* **FRAGMENTO**:
# # # # # # #

Las necesidades fisiológicas, la larga lluvia de las nieves y el hecho doloroso de ser emocionales, todo ello acaba interponiéndose con la fantasía megalómana del dictador, del dios o del emperador, nativa del género. Aquí simplemente no puedes sumirte en fantasías de grandeza, porque siempre, siempre, hay algo que va mal o que podría ir mejor, y porque la gente es más grande, y el hielo lo más grande. Y en las últimas consecuencias de la irresponsabilidad, por habernos dejado llevar, tan solo un segundo, por la seducción tecnológica y religiosa, por haber olvidado que esta sigue siendo gente y que están aquí por la lumbre, el ejercicio gobernador en Nueva Londres acaba pareciéndose al de enterrador. Las muertes, a las que en principio tratamos como una excepción y una tragedia, incluso contando con camposanto, se vuelven cotidianas, y el gestionar su frecuencia un ejercicio de cálculo, parecido al de saber si habrá carbón para durar hasta amanecer. ¿Habrá suficientes ciudadanos para mantener en funcionamiento la fundición? ¿Quedará abandonada la enfermería, pero abandonada de médicos y no de pacientes? El poder, que a media partida se vuelve hasta cómodo, recibe un rebote que lo arrastra hasta la ansiedad más pura por sobrevivir y hacer sobrevivir a los otros, en un ejercicio casi masoquista de empatía, porque las muertes, a pesar de haberse normalizado, vuelven a doler, vuelven a significar. Y el termómetro continúa cayendo, y cada vez va habiendo menos estrellas, y los distritos de la orilla se van quedando en azul.

# # # # # # #

* **PREGUNTAS**:
• 1. Indica si cada afirmación concuerda con el fragmento sobre Nueva Londres: (a) las muertes siguen tratándose siempre como una excepción; (b) el termómetro continúa cayendo; (c) el poder se vuelve cómodo al comienzo de la partida.
• 2. Prolonga el fragmento sobre Nueva Londres a partir de su última frase.
Los registros no tienen relación alguna con el fragmento sobre Nueva Londres.

* **REGISTROS EXTRAÍDOS**:
# # # # # # #

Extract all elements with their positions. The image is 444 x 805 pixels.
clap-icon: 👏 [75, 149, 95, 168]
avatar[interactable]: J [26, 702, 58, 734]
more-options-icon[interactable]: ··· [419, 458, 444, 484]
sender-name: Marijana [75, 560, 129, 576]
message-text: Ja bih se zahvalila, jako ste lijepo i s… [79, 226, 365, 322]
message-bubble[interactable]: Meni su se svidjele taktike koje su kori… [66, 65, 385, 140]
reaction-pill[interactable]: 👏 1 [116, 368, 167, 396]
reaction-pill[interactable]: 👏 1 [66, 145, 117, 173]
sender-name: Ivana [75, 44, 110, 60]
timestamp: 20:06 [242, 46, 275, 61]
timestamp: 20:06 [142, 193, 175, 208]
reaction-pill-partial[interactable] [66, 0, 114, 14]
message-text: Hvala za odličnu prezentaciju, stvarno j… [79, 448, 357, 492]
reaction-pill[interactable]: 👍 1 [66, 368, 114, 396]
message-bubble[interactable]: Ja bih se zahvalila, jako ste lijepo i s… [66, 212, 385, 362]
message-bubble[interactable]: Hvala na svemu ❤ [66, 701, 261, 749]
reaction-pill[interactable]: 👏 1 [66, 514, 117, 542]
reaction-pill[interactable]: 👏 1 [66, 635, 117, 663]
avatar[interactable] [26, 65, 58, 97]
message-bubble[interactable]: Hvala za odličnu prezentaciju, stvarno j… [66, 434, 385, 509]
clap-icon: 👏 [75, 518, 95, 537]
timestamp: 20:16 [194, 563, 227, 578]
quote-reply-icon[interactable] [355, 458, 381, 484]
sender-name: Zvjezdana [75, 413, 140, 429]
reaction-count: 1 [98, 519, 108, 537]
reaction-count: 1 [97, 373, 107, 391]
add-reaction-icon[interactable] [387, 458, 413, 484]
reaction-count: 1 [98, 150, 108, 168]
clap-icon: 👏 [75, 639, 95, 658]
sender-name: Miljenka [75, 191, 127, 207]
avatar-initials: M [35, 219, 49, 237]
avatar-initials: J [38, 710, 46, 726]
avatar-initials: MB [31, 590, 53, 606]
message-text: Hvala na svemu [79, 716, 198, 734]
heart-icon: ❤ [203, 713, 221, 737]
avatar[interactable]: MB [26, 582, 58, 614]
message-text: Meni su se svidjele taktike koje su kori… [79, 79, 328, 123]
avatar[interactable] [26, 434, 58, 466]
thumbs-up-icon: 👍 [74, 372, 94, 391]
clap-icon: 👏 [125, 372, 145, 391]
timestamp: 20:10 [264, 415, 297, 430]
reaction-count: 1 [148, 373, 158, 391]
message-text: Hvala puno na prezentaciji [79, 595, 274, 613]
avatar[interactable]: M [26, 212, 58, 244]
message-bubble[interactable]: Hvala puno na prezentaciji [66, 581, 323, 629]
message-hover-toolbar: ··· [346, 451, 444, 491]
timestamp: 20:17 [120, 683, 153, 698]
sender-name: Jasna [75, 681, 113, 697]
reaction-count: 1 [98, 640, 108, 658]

# # # # # # #

* **RESPUESTAS**:
• 1.
(a) No: «se vuelven cotidianas».
(b) Sí: «Y el termómetro continúa cayendo».
(c) No: «a media partida se vuelve hasta cómodo».

• 2.
Ya para terminar mi epitafio (pues mi ciudad, de tantas veces levantada, tantas más que el hielo la volvió a tumbar), propondré que hay una veta de exégesis gigantesca en la manera en que Frostpunk plantea, con sus mecánicas y su narrativa (una historia de debacle climática, en la que tanto peso tiene la mano del ser como la de la naturaleza) el problema de la gestión política durante períodos de crisis. La sola originalidad de sugerir que, de hecho, el apocalipsis atmosférico es inevitable, puesto que al sol se le agotó la luz y a los volcanes se les derramó el fuego, ya da para reimaginarse nuestra relación con la ficción apocalíptica. Por partir de ahí, y aunque arrastre todavía ciertos impulsos muy tóxicos, que parecen haber traumatizado al género, Frostpunk señala sin temblor el camino para la ficción política en el videojuego: la preocupación radical por las necesidades del otro, la confección de esferas sociales sólidas, afianzadas en la justicia laboral y la racionalidad social. La idea, en suma, de que hace más calor si nos quedamos cerca, si permanecemos, entre todos, todos.